------ ITEMS

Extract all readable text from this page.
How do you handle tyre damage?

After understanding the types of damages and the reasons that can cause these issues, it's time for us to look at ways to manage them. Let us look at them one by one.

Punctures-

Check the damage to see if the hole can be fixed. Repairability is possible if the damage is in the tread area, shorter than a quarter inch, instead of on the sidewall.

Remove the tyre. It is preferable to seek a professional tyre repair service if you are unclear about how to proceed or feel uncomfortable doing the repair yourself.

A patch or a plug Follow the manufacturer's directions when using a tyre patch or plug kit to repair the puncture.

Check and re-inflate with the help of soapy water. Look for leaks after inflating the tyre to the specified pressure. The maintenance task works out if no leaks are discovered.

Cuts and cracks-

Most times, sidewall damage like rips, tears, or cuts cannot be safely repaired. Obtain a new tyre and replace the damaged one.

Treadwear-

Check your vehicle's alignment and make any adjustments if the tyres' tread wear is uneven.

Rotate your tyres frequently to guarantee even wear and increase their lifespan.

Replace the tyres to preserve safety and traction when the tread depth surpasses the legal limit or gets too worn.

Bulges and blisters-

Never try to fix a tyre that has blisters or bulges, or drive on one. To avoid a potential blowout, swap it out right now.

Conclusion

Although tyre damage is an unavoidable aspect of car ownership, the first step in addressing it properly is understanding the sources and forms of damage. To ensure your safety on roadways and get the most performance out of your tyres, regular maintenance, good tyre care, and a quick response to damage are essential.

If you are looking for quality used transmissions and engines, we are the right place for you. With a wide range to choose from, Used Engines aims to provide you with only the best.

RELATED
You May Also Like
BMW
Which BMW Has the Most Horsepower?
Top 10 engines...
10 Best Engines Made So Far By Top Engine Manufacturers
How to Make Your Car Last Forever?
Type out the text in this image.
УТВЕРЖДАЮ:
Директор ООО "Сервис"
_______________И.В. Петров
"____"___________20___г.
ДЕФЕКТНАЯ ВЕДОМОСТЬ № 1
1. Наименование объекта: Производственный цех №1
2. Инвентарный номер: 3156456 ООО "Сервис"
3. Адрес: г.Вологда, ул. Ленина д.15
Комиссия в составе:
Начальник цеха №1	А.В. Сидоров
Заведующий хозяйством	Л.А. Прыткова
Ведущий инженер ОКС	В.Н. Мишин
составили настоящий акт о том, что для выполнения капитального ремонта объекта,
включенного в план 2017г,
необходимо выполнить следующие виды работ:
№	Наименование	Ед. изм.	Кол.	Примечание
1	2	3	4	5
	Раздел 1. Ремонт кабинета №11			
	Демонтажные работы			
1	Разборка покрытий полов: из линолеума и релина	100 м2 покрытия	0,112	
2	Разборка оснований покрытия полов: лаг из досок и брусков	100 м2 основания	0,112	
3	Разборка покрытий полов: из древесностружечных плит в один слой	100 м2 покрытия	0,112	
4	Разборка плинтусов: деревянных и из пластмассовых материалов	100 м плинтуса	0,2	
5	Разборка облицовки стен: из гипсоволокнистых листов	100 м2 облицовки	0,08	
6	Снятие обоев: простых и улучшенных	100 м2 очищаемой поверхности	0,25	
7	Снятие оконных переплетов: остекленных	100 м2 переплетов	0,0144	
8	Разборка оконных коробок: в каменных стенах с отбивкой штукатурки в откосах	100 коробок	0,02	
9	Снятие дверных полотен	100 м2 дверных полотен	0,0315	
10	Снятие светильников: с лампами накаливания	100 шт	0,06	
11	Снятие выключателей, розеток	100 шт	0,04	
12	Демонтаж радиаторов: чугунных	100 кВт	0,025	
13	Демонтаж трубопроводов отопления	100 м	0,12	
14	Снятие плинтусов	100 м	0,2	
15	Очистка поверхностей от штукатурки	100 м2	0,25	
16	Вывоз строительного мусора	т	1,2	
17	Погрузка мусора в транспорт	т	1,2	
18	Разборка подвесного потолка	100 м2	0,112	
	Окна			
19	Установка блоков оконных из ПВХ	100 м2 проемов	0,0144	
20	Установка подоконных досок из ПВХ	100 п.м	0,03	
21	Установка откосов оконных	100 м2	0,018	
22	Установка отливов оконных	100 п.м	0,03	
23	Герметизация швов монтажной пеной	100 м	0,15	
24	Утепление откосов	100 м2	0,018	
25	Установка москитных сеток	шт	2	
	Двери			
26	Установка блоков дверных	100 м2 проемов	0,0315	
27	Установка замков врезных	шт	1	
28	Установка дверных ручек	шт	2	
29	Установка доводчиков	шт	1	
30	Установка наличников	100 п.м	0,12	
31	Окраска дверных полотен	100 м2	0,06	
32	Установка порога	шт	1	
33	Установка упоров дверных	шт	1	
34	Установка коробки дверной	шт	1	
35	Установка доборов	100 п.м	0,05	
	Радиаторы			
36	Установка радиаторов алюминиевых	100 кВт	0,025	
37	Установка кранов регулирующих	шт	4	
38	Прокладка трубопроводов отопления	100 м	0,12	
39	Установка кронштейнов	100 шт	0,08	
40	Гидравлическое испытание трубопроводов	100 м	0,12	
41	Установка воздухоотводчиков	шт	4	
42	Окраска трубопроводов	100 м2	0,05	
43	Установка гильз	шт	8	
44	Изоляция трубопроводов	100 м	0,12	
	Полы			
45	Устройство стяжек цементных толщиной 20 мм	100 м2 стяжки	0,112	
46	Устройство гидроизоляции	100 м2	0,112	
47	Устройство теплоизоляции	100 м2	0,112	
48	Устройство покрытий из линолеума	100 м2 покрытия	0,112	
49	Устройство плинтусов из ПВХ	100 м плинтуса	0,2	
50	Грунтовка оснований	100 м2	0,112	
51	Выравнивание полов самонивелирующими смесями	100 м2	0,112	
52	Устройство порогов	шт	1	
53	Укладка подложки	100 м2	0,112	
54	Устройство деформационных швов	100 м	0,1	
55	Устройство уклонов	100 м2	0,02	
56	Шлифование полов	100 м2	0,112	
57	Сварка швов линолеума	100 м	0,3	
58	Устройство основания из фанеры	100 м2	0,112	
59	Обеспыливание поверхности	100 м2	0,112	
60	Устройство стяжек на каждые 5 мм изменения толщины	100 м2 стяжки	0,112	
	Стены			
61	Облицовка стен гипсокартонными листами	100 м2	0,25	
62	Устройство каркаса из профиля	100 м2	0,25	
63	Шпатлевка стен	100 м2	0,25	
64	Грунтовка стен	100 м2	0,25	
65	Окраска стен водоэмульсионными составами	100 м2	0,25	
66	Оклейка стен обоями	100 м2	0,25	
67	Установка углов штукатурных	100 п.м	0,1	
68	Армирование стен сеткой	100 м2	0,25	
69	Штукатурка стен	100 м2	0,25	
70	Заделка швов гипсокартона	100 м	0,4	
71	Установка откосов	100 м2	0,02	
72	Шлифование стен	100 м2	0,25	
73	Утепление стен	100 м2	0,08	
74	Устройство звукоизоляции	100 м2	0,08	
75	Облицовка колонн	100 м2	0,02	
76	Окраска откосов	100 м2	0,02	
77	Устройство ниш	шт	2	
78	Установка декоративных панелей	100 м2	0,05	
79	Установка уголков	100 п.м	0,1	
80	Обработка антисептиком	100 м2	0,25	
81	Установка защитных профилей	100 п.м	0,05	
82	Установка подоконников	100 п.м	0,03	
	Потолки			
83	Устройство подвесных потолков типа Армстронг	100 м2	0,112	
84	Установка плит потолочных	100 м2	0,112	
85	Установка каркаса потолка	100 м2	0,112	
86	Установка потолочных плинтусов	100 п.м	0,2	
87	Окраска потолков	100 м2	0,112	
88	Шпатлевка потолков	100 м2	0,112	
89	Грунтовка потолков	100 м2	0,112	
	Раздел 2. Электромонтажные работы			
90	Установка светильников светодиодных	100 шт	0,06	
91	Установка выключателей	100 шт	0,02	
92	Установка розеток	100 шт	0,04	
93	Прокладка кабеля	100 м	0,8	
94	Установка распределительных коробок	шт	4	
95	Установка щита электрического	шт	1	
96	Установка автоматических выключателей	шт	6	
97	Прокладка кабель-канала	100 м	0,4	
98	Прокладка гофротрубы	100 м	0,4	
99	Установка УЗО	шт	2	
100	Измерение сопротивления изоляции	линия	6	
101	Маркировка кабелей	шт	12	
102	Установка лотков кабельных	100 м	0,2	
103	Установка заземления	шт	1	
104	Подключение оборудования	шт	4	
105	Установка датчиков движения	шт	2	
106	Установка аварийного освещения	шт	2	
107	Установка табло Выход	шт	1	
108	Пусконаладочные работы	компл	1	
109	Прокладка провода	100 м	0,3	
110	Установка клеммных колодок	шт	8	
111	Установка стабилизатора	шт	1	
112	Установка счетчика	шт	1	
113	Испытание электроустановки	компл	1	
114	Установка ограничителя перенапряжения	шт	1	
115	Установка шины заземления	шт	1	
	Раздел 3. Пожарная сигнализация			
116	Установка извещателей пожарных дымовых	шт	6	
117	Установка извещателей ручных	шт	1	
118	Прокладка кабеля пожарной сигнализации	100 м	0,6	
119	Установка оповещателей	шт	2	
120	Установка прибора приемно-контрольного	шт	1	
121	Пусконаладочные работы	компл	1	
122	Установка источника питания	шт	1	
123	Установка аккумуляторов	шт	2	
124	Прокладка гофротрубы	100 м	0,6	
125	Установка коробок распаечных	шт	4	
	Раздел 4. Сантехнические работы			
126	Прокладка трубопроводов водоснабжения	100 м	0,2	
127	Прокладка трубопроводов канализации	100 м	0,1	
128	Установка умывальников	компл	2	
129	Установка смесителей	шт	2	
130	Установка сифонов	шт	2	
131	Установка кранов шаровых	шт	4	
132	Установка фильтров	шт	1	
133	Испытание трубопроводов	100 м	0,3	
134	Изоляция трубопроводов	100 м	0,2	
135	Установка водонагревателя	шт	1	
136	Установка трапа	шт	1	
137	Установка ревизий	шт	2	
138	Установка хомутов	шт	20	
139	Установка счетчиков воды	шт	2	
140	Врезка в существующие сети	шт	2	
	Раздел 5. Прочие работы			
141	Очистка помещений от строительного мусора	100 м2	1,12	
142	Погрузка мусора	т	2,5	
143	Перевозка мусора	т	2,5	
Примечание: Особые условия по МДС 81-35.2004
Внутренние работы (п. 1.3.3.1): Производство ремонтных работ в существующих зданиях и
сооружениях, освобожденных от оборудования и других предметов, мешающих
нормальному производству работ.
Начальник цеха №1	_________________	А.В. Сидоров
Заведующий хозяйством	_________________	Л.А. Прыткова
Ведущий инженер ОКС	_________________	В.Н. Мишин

------------

GOAL: Find the word "Прыткова" and list each line it appears in.

SOLUTION TO THIS TASK:
Заведующий хозяйством	Л.А. Прыткова
Заведующий хозяйством	_________________	Л.А. Прыткова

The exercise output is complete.